_PROBLEM DETAILS_
Copy the listing below exactly, but skip the pictures.

_DATA PROVIDED_

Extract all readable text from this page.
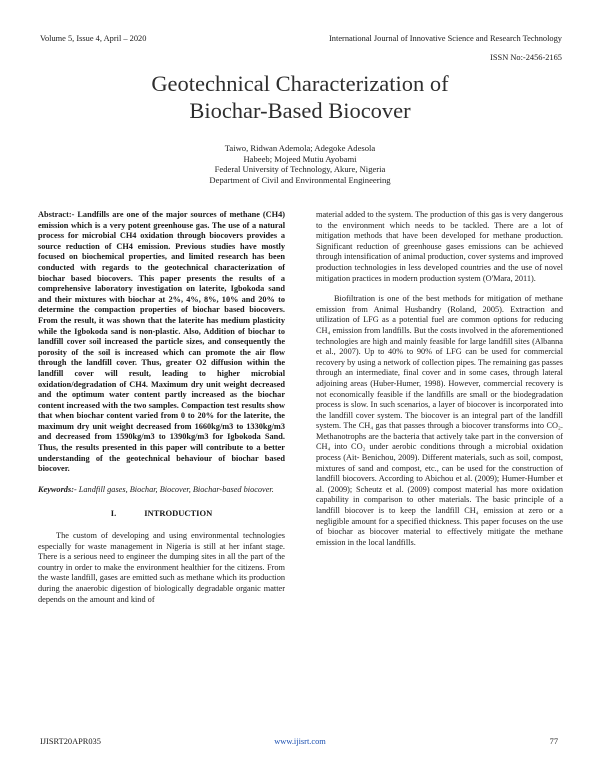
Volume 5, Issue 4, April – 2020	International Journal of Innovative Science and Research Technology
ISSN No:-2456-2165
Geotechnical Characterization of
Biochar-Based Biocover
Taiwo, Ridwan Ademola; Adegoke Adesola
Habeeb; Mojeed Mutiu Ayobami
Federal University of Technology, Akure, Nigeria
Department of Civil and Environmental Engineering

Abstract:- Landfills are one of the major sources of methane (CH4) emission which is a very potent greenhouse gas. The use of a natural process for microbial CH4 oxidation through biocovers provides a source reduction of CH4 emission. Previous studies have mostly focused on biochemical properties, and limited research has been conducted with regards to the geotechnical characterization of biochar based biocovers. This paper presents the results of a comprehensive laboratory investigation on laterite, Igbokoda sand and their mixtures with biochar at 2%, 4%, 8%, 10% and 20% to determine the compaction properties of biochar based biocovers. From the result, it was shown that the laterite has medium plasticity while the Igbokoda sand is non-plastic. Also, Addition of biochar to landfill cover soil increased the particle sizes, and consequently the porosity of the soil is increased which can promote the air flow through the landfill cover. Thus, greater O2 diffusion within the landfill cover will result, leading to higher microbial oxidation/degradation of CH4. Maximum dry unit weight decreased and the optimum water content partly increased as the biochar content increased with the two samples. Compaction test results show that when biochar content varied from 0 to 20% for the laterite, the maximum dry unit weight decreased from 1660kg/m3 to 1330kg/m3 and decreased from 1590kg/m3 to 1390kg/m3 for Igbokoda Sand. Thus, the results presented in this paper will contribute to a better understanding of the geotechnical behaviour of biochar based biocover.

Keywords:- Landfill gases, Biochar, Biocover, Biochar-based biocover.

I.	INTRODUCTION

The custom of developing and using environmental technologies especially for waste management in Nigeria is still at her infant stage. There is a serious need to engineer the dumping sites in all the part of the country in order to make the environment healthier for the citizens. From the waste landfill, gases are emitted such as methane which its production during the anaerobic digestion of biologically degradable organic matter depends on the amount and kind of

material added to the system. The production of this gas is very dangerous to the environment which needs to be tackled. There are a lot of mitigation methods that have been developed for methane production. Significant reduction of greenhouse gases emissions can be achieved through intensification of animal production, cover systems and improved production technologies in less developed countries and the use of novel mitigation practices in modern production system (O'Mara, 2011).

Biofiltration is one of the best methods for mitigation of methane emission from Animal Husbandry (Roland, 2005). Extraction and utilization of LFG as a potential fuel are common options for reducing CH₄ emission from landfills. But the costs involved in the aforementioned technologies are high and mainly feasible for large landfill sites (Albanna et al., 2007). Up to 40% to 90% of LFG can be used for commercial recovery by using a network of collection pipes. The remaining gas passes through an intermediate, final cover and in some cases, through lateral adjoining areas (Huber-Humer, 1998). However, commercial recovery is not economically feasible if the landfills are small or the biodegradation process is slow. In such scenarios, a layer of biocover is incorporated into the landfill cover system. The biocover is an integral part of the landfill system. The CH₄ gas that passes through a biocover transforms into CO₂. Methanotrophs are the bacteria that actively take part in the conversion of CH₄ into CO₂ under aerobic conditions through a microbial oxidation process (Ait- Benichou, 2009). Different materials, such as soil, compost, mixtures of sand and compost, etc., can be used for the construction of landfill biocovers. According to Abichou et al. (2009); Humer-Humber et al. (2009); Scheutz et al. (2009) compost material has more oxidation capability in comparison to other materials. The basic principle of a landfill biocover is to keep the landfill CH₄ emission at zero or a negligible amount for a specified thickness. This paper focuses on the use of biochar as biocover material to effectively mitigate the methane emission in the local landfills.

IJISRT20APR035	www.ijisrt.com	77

_RESPONSE TO THIS EXERCISE_
Extract all readable text from this page.
Volume 5, Issue 4, April – 2020	International Journal of Innovative Science and Research Technology
ISSN No:-2456-2165
Geotechnical Characterization of
Biochar-Based Biocover
Taiwo, Ridwan Ademola; Adegoke Adesola
Habeeb; Mojeed Mutiu Ayobami
Federal University of Technology, Akure, Nigeria
Department of Civil and Environmental Engineering

Abstract:- Landfills are one of the major sources of methane (CH4) emission which is a very potent greenhouse gas. The use of a natural process for microbial CH4 oxidation through biocovers provides a source reduction of CH4 emission. Previous studies have mostly focused on biochemical properties, and limited research has been conducted with regards to the geotechnical characterization of biochar based biocovers. This paper presents the results of a comprehensive laboratory investigation on laterite, Igbokoda sand and their mixtures with biochar at 2%, 4%, 8%, 10% and 20% to determine the compaction properties of biochar based biocovers. From the result, it was shown that the laterite has medium plasticity while the Igbokoda sand is non-plastic. Also, Addition of biochar to landfill cover soil increased the particle sizes, and consequently the porosity of the soil is increased which can promote the air flow through the landfill cover. Thus, greater O2 diffusion within the landfill cover will result, leading to higher microbial oxidation/degradation of CH4. Maximum dry unit weight decreased and the optimum water content partly increased as the biochar content increased with the two samples. Compaction test results show that when biochar content varied from 0 to 20% for the laterite, the maximum dry unit weight decreased from 1660kg/m3 to 1330kg/m3 and decreased from 1590kg/m3 to 1390kg/m3 for Igbokoda Sand. Thus, the results presented in this paper will contribute to a better understanding of the geotechnical behaviour of biochar based biocover.

Keywords:- Landfill gases, Biochar, Biocover, Biochar-based biocover.

I.	INTRODUCTION

The custom of developing and using environmental technologies especially for waste management in Nigeria is still at her infant stage. There is a serious need to engineer the dumping sites in all the part of the country in order to make the environment healthier for the citizens. From the waste landfill, gases are emitted such as methane which its production during the anaerobic digestion of biologically degradable organic matter depends on the amount and kind of

material added to the system. The production of this gas is very dangerous to the environment which needs to be tackled. There are a lot of mitigation methods that have been developed for methane production. Significant reduction of greenhouse gases emissions can be achieved through intensification of animal production, cover systems and improved production technologies in less developed countries and the use of novel mitigation practices in modern production system (O'Mara, 2011).

Biofiltration is one of the best methods for mitigation of methane emission from Animal Husbandry (Roland, 2005). Extraction and utilization of LFG as a potential fuel are common options for reducing CH₄ emission from landfills. But the costs involved in the aforementioned technologies are high and mainly feasible for large landfill sites (Albanna et al., 2007). Up to 40% to 90% of LFG can be used for commercial recovery by using a network of collection pipes. The remaining gas passes through an intermediate, final cover and in some cases, through lateral adjoining areas (Huber-Humer, 1998). However, commercial recovery is not economically feasible if the landfills are small or the biodegradation process is slow. In such scenarios, a layer of biocover is incorporated into the landfill cover system. The biocover is an integral part of the landfill system. The CH₄ gas that passes through a biocover transforms into CO₂. Methanotrophs are the bacteria that actively take part in the conversion of CH₄ into CO₂ under aerobic conditions through a microbial oxidation process (Ait- Benichou, 2009). Different materials, such as soil, compost, mixtures of sand and compost, etc., can be used for the construction of landfill biocovers. According to Abichou et al. (2009); Humer-Humber et al. (2009); Scheutz et al. (2009) compost material has more oxidation capability in comparison to other materials. The basic principle of a landfill biocover is to keep the landfill CH₄ emission at zero or a negligible amount for a specified thickness. This paper focuses on the use of biochar as biocover material to effectively mitigate the methane emission in the local landfills.

IJISRT20APR035	www.ijisrt.com	77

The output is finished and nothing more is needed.